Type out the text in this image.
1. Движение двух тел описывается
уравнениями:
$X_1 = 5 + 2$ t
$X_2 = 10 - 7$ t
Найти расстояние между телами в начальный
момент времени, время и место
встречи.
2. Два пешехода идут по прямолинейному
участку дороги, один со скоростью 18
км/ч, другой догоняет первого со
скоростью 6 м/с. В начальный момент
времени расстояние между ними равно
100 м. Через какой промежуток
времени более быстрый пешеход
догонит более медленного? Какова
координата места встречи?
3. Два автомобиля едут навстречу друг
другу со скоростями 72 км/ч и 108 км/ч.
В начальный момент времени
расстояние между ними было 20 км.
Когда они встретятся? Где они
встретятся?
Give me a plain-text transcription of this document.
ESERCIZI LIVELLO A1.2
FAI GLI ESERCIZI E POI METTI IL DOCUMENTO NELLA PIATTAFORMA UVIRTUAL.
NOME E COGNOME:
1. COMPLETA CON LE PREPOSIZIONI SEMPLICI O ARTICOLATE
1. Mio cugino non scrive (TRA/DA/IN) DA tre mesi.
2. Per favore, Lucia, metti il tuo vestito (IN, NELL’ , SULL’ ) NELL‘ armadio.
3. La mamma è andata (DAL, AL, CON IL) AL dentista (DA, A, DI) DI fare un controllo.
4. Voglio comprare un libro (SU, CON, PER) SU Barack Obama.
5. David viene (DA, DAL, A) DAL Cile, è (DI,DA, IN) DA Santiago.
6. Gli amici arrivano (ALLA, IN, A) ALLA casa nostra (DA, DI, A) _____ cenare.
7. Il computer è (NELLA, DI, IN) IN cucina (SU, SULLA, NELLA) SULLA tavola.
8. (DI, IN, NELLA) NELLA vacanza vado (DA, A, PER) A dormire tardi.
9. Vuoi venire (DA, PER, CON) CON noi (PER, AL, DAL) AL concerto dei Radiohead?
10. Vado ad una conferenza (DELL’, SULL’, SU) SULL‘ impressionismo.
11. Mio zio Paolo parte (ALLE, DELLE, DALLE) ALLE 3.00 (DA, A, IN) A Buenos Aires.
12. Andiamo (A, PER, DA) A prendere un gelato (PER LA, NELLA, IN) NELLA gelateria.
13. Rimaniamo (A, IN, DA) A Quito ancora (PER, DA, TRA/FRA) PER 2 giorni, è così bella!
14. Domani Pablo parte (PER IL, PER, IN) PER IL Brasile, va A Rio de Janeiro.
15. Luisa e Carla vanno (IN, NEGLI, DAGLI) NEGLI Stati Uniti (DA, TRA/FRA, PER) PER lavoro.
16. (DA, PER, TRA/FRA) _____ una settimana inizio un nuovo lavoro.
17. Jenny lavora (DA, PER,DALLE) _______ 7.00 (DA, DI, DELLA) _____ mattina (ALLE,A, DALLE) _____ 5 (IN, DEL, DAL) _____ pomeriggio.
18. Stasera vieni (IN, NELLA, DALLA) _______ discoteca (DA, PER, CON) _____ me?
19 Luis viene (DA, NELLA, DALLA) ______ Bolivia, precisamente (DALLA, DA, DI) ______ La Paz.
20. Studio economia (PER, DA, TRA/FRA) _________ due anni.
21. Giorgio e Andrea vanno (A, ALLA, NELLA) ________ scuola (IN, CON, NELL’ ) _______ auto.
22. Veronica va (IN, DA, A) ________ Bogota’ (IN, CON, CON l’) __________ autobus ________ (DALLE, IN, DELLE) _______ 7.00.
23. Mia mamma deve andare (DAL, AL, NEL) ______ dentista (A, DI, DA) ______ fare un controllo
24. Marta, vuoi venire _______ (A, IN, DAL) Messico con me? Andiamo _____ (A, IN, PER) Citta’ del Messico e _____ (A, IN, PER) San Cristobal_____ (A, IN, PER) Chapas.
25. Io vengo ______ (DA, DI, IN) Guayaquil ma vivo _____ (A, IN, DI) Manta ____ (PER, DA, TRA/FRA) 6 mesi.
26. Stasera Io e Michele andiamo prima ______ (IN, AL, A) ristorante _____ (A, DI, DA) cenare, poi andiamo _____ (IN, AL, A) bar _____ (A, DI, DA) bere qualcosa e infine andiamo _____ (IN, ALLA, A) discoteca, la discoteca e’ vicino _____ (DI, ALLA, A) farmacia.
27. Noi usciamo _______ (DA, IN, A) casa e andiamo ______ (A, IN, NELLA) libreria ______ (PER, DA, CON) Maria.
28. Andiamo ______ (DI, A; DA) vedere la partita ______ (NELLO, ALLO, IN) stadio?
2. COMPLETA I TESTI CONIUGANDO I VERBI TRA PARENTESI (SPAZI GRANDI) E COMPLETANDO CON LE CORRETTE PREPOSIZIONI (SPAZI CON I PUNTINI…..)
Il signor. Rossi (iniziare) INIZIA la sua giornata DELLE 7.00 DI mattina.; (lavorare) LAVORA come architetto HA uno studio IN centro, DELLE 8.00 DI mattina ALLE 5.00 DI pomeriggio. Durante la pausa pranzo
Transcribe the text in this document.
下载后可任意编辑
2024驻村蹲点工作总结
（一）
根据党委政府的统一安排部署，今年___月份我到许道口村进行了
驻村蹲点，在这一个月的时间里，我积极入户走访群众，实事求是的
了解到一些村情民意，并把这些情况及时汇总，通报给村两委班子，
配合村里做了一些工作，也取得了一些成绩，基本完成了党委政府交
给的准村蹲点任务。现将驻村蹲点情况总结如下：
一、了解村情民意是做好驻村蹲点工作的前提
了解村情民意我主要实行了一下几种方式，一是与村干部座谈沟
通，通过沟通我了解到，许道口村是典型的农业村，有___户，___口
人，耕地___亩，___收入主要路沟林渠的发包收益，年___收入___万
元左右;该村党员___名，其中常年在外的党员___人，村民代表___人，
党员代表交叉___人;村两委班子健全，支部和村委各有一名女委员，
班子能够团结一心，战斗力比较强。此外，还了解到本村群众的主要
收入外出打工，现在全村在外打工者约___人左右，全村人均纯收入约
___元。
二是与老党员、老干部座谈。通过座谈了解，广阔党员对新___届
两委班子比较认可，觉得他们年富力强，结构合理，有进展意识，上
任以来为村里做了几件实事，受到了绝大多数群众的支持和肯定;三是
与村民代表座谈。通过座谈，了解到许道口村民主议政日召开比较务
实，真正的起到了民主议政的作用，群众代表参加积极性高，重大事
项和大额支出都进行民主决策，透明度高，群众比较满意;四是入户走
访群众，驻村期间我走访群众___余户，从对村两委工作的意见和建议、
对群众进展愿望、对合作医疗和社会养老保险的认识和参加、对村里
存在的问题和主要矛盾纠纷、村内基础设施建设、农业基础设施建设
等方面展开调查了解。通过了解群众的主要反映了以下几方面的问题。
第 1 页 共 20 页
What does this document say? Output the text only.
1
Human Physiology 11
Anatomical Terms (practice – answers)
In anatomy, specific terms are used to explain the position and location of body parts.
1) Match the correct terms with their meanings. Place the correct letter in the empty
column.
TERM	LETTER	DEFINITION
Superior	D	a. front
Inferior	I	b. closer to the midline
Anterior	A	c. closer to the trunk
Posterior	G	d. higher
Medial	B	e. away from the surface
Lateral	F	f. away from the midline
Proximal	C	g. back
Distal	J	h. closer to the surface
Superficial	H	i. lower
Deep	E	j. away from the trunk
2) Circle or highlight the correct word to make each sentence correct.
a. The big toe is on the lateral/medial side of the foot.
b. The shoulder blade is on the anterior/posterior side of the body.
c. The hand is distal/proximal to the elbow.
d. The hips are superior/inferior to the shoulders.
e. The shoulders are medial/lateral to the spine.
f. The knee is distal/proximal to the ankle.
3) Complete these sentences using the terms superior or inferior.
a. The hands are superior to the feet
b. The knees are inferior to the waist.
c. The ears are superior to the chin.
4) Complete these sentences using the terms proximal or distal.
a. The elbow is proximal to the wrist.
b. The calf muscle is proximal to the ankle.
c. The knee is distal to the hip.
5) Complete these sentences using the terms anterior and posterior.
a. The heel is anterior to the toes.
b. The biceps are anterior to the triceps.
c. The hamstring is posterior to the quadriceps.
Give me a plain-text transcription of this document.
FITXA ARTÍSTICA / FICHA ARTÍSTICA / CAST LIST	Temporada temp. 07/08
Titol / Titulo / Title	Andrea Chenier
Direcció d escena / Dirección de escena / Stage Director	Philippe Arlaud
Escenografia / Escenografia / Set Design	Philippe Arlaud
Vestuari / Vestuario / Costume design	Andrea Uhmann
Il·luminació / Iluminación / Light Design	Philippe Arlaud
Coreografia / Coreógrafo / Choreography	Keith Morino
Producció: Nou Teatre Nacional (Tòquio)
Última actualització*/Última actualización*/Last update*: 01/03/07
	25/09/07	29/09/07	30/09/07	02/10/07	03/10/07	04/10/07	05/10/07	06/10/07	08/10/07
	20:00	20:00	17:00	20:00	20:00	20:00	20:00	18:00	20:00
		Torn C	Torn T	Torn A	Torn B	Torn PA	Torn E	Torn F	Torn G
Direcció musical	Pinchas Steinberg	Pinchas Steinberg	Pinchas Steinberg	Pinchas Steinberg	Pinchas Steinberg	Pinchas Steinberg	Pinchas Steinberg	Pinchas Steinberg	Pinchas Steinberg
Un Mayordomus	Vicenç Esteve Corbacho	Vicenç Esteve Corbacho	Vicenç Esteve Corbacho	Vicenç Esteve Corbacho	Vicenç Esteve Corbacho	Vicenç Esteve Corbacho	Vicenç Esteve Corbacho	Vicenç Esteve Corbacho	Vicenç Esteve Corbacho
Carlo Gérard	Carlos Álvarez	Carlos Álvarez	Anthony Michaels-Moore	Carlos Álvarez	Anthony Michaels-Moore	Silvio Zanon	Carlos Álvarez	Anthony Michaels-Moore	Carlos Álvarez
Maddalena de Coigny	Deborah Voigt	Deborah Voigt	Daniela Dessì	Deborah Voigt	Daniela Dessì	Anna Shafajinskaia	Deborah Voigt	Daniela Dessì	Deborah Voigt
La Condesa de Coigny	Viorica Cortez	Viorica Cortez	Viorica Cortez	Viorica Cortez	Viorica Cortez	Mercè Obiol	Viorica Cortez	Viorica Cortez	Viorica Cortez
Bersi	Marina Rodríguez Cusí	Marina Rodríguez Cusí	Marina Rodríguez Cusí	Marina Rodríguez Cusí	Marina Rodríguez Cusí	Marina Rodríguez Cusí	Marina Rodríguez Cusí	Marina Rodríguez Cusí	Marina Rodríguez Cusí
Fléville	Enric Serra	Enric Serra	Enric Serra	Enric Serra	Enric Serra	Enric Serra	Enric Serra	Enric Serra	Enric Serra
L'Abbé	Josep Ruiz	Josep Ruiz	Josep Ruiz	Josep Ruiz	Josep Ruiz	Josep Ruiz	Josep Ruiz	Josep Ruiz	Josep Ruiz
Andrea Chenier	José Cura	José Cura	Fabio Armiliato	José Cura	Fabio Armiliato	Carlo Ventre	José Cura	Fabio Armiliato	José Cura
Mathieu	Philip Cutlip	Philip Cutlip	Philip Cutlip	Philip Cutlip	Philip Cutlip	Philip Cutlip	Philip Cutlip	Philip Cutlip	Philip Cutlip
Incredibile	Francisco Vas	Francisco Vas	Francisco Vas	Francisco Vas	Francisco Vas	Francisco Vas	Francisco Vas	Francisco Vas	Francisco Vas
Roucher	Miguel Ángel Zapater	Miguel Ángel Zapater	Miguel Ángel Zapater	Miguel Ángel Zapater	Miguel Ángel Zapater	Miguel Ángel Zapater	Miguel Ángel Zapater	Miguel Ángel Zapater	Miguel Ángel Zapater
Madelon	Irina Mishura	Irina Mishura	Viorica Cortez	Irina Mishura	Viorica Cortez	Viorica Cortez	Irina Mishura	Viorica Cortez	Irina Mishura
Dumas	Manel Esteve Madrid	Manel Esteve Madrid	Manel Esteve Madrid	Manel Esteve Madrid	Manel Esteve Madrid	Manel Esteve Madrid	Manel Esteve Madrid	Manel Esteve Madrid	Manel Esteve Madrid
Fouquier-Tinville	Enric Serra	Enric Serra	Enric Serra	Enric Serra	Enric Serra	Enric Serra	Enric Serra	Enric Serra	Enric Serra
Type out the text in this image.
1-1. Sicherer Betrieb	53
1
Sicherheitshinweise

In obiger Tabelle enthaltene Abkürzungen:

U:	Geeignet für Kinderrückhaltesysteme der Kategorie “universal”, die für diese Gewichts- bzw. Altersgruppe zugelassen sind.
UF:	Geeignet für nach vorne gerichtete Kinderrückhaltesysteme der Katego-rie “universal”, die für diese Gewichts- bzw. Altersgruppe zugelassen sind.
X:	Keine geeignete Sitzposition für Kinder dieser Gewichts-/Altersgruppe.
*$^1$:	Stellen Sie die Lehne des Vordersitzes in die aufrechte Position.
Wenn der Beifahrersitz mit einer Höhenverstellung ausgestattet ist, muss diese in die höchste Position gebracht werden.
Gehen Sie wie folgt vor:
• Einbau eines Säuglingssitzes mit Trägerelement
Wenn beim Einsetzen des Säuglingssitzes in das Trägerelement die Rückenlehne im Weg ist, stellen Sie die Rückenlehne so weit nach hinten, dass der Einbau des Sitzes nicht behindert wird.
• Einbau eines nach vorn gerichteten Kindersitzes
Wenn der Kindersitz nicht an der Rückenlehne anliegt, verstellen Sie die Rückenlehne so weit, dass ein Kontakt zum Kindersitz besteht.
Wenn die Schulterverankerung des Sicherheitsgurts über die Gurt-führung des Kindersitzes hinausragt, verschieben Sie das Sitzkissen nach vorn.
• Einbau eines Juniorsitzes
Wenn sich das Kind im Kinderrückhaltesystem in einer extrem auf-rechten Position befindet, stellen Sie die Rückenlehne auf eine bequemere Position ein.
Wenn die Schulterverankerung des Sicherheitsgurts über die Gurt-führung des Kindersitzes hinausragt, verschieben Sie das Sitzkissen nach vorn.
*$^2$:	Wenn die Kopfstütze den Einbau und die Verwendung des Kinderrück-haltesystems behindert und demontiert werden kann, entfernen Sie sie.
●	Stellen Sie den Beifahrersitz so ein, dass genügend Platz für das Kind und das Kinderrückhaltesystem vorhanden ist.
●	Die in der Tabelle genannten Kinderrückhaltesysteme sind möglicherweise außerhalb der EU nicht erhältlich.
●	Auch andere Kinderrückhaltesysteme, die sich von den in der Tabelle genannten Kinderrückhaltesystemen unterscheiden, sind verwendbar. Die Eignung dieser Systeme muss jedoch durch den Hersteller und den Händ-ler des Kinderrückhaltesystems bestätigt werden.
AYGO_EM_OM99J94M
★ ★ ★ ★ ★
● Objective:
Copy out every line holding the string "Trägerelement".

● Exercise answer:
• Einbau eines Säuglingssitzes mit Trägerelement
Wenn beim Einsetzen des Säuglingssitzes in das Trägerelement die Rückenlehne im Weg ist, stellen Sie die Rückenlehne so weit nach hinten, dass der Einbau des Sitzes nicht behindert wird.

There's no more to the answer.